### RECORD EXTRACTS
────────────────────
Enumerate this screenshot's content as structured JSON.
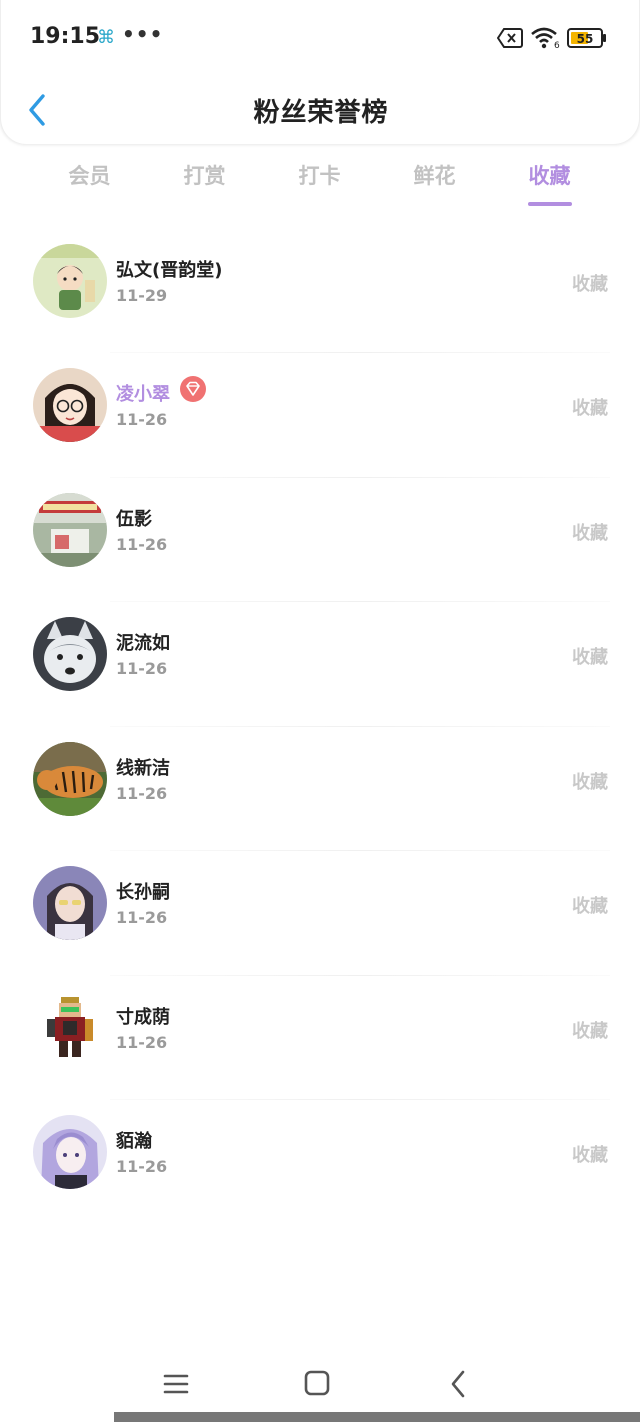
{
  "status_bar": {
    "time": "19:15",
    "more": "•••",
    "battery_level": "55",
    "wifi_signal_label": "6"
  },
  "header": {
    "title": "粉丝荣誉榜"
  },
  "tabs": [
    {
      "label": "会员",
      "active": false
    },
    {
      "label": "打赏",
      "active": false
    },
    {
      "label": "打卡",
      "active": false
    },
    {
      "label": "鲜花",
      "active": false
    },
    {
      "label": "收藏",
      "active": true
    }
  ],
  "fans": [
    {
      "name": "弘文(晋韵堂)",
      "date": "11-29",
      "type": "收藏",
      "vip": false,
      "avatar": "avatar-ink-painting-boy"
    },
    {
      "name": "凌小翠",
      "date": "11-26",
      "type": "收藏",
      "vip": true,
      "avatar": "avatar-cartoon-girl-glasses"
    },
    {
      "name": "伍影",
      "date": "11-26",
      "type": "收藏",
      "vip": false,
      "avatar": "avatar-photo-banner"
    },
    {
      "name": "泥流如",
      "date": "11-26",
      "type": "收藏",
      "vip": false,
      "avatar": "avatar-husky-dog"
    },
    {
      "name": "线新洁",
      "date": "11-26",
      "type": "收藏",
      "vip": false,
      "avatar": "avatar-tiger"
    },
    {
      "name": "长孙嗣",
      "date": "11-26",
      "type": "收藏",
      "vip": false,
      "avatar": "avatar-anime-boy"
    },
    {
      "name": "寸成荫",
      "date": "11-26",
      "type": "收藏",
      "vip": false,
      "avatar": "avatar-pixel-warrior"
    },
    {
      "name": "貊瀚",
      "date": "11-26",
      "type": "收藏",
      "vip": false,
      "avatar": "avatar-anime-purple-hair"
    }
  ],
  "colors": {
    "accent": "#b28ee0",
    "back_arrow": "#2f9be3",
    "vip_badge": "#f07272",
    "tab_inactive": "#c2c2c2",
    "date_gray": "#9a9a9a",
    "type_gray": "#c8c8c8",
    "battery_fill": "#f4b400"
  },
  "icons": {
    "back": "chevron-left-icon",
    "vip": "diamond-badge-icon",
    "nav_menu": "menu-lines-icon",
    "nav_home": "square-home-icon",
    "nav_back": "chevron-back-icon"
  }
}
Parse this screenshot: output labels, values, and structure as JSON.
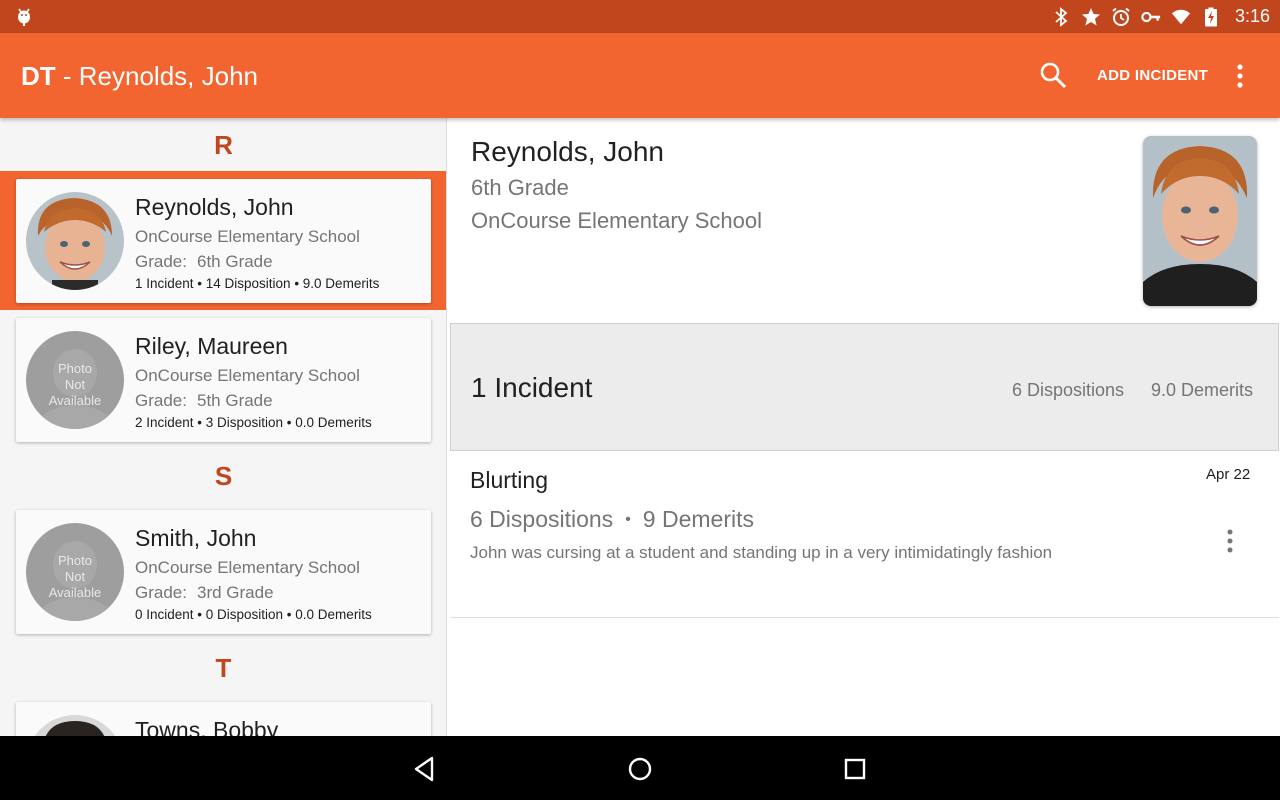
{
  "status_bar": {
    "time": "3:16",
    "icons": [
      "android-debug-icon",
      "bluetooth-icon",
      "star-icon",
      "alarm-icon",
      "vpn-key-icon",
      "wifi-icon",
      "battery-charging-icon"
    ]
  },
  "app_bar": {
    "title_abbr": "DT",
    "title_rest": " - Reynolds, John",
    "add_incident_label": "ADD INCIDENT",
    "background_color": "#f26430",
    "status_color": "#c1461d"
  },
  "student_list": {
    "sections": [
      {
        "letter": "R"
      },
      {
        "letter": "S"
      },
      {
        "letter": "T"
      }
    ],
    "photo_not_available": [
      "Photo",
      "Not",
      "Available"
    ],
    "grade_label": "Grade:",
    "students": [
      {
        "name": "Reynolds, John",
        "school": "OnCourse Elementary School",
        "grade": "6th Grade",
        "summary": "1 Incident • 14 Disposition • 9.0 Demerits",
        "selected": true,
        "has_photo": true
      },
      {
        "name": "Riley, Maureen",
        "school": "OnCourse Elementary School",
        "grade": "5th Grade",
        "summary": "2 Incident • 3 Disposition • 0.0 Demerits",
        "selected": false,
        "has_photo": false
      },
      {
        "name": "Smith, John",
        "school": "OnCourse Elementary School",
        "grade": "3rd Grade",
        "summary": "0 Incident • 0 Disposition • 0.0 Demerits",
        "selected": false,
        "has_photo": false
      },
      {
        "name": "Towns, Bobby",
        "selected": false,
        "has_photo": true
      }
    ]
  },
  "detail": {
    "name": "Reynolds, John",
    "grade": "6th Grade",
    "school": "OnCourse Elementary School",
    "summary": {
      "incident_count": "1  Incident",
      "dispositions": "6 Dispositions",
      "demerits": "9.0 Demerits"
    },
    "incidents": [
      {
        "title": "Blurting",
        "date": "Apr 22",
        "dispositions": "6 Dispositions",
        "separator": "•",
        "demerits": "9 Demerits",
        "description": "John was cursing at a student and standing up in a very intimidatingly fashion"
      }
    ]
  }
}
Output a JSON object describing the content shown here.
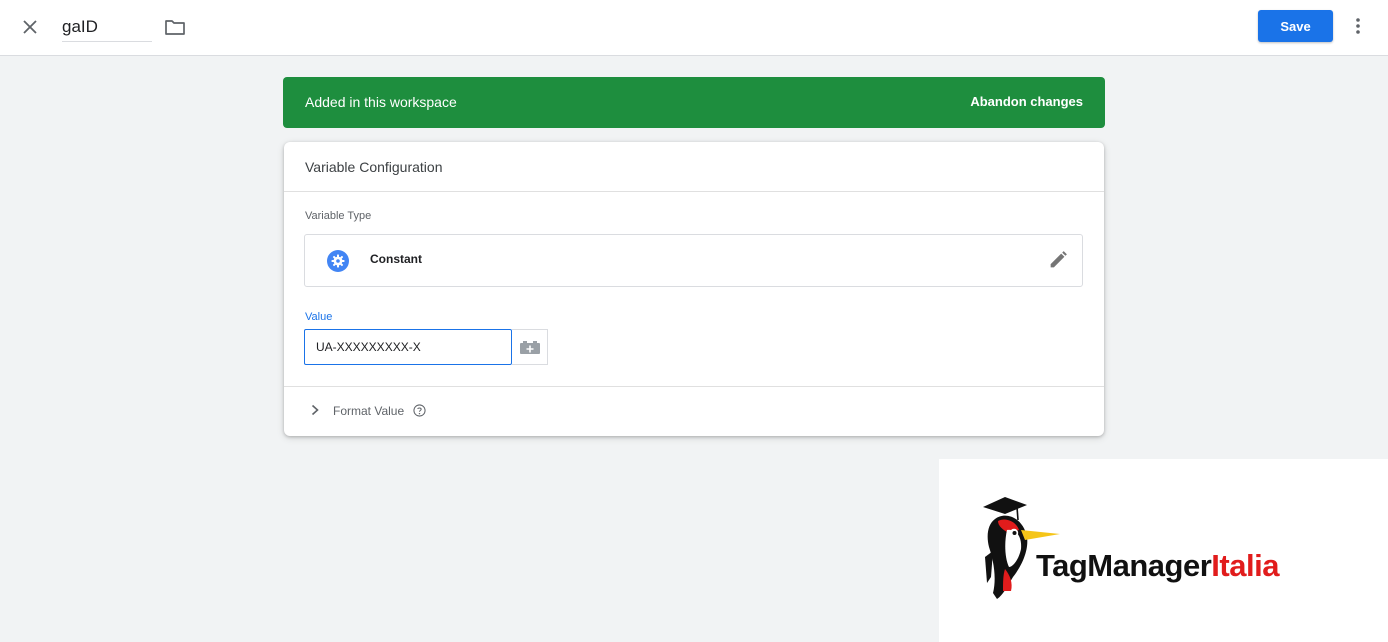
{
  "header": {
    "variable_name": "gaID",
    "save_label": "Save",
    "icons": {
      "close": "close-icon",
      "folder": "folder-icon",
      "more": "more-vert-icon"
    }
  },
  "banner": {
    "text": "Added in this workspace",
    "action_label": "Abandon changes",
    "color": "#1e8e3e"
  },
  "config": {
    "title": "Variable Configuration",
    "variable_type_label": "Variable Type",
    "variable_type": "Constant",
    "value_label": "Value",
    "value": "UA-XXXXXXXXX-X",
    "format_value_label": "Format Value"
  },
  "logo": {
    "brand_part1": "TagManager",
    "brand_part2": "Italia"
  },
  "colors": {
    "accent": "#1a73e8",
    "banner": "#1e8e3e",
    "brand_red": "#e11c1c"
  }
}
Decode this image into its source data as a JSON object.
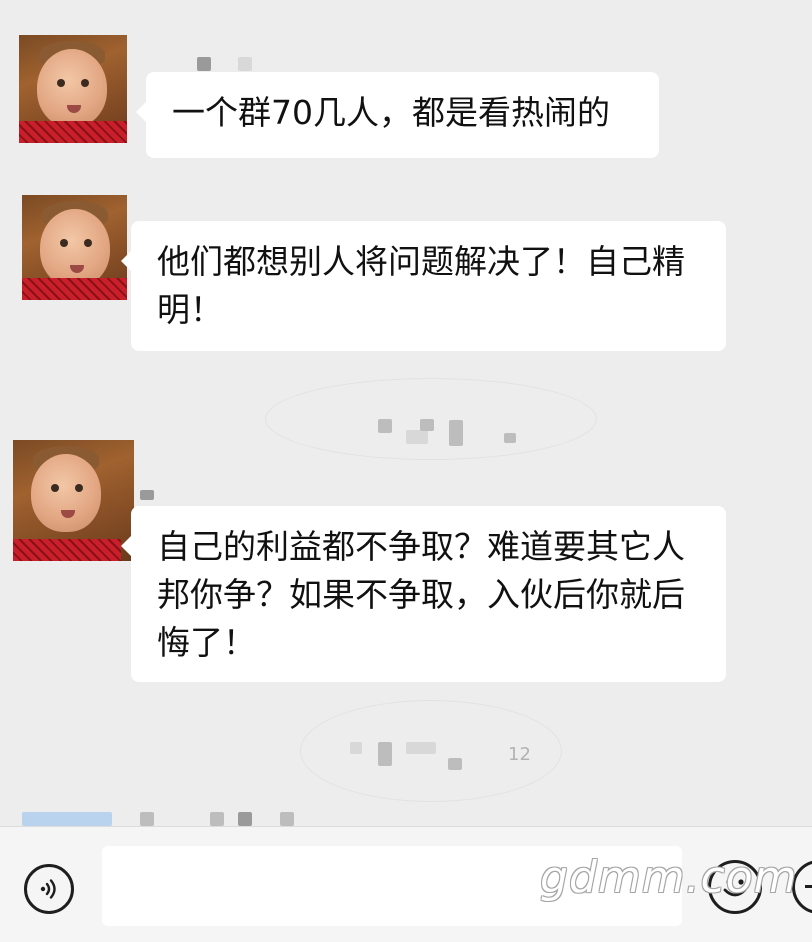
{
  "messages": [
    {
      "text": "一个群70几人，都是看热闹的",
      "sender_avatar": "child-avatar"
    },
    {
      "text": "他们都想别人将问题解决了！自己精明！",
      "sender_avatar": "child-avatar"
    },
    {
      "text": "自己的利益都不争取？难道要其它人邦你争？如果不争取，入伙后你就后悔了！",
      "sender_avatar": "child-avatar"
    }
  ],
  "timestamp_fragment": "12",
  "input_bar": {
    "voice_icon": "voice-icon",
    "emoji_icon": "emoji-icon",
    "plus_icon": "plus-icon",
    "input_value": ""
  },
  "watermark": "gdmm.com"
}
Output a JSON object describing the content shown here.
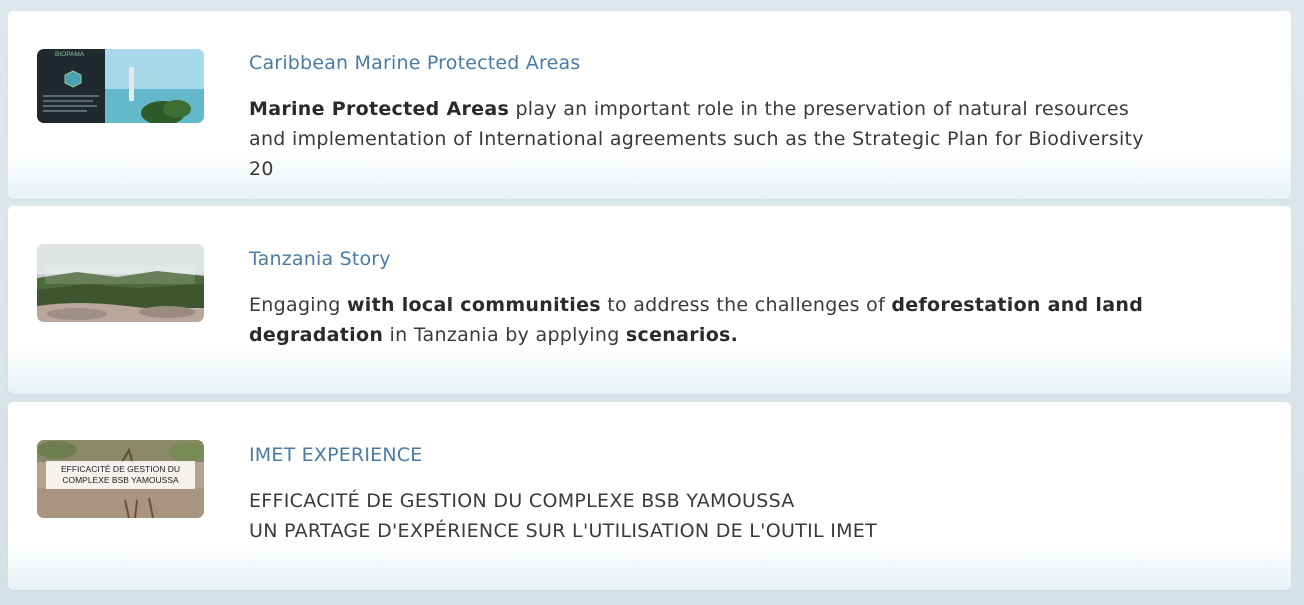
{
  "cards": [
    {
      "title": "Caribbean Marine Protected Areas",
      "desc": {
        "b1": "Marine Protected Areas",
        "t1": " play an important role in the preservation of natural resources and implementation of International agreements such as the Strategic Plan for Biodiversity 20"
      },
      "thumb_text": "BIOPAMA"
    },
    {
      "title": "Tanzania Story",
      "desc": {
        "t1": "Engaging ",
        "b1": "with local communities",
        "t2": " to address the challenges of ",
        "b2": "deforestation and land degradation",
        "t3": " in Tanzania by applying ",
        "b3": "scenarios."
      }
    },
    {
      "title": "IMET EXPERIENCE",
      "desc": {
        "line1": "EFFICACITÉ DE GESTION DU COMPLEXE BSB YAMOUSSA",
        "line2": "UN PARTAGE D'EXPÉRIENCE SUR L'UTILISATION DE L'OUTIL IMET"
      },
      "thumb_text": {
        "line1": "EFFICACITÉ DE GESTION DU",
        "line2": "COMPLEXE BSB  YAMOUSSA"
      }
    }
  ],
  "colors": {
    "title": "#4a7ba6",
    "text": "#3a3a3a"
  }
}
────────────────────
### EXERCISE OBJECTIVE
Word for word, restate the lines from the one containing "Decode this image" through the end of the listing, and nothing more. Skip the pictures.

### ANSWER TO THIS PROBLEM
Decode this image into its source data as a JSON object.
{
  "messages": [
    {
      "text": "一个群70几人，都是看热闹的",
      "sender_avatar": "child-avatar"
    },
    {
      "text": "他们都想别人将问题解决了！自己精明！",
      "sender_avatar": "child-avatar"
    },
    {
      "text": "自己的利益都不争取？难道要其它人邦你争？如果不争取，入伙后你就后悔了！",
      "sender_avatar": "child-avatar"
    }
  ],
  "timestamp_fragment": "12",
  "input_bar": {
    "voice_icon": "voice-icon",
    "emoji_icon": "emoji-icon",
    "plus_icon": "plus-icon",
    "input_value": ""
  },
  "watermark": "gdmm.com"
}
Output a JSON object describing the content shown here.
{
  "cards": [
    {
      "title": "Caribbean Marine Protected Areas",
      "desc": {
        "b1": "Marine Protected Areas",
        "t1": " play an important role in the preservation of natural resources and implementation of International agreements such as the Strategic Plan for Biodiversity 20"
      },
      "thumb_text": "BIOPAMA"
    },
    {
      "title": "Tanzania Story",
      "desc": {
        "t1": "Engaging ",
        "b1": "with local communities",
        "t2": " to address the challenges of ",
        "b2": "deforestation and land degradation",
        "t3": " in Tanzania by applying ",
        "b3": "scenarios."
      }
    },
    {
      "title": "IMET EXPERIENCE",
      "desc": {
        "line1": "EFFICACITÉ DE GESTION DU COMPLEXE BSB YAMOUSSA",
        "line2": "UN PARTAGE D'EXPÉRIENCE SUR L'UTILISATION DE L'OUTIL IMET"
      },
      "thumb_text": {
        "line1": "EFFICACITÉ DE GESTION DU",
        "line2": "COMPLEXE BSB  YAMOUSSA"
      }
    }
  ],
  "colors": {
    "title": "#4a7ba6",
    "text": "#3a3a3a"
  }
}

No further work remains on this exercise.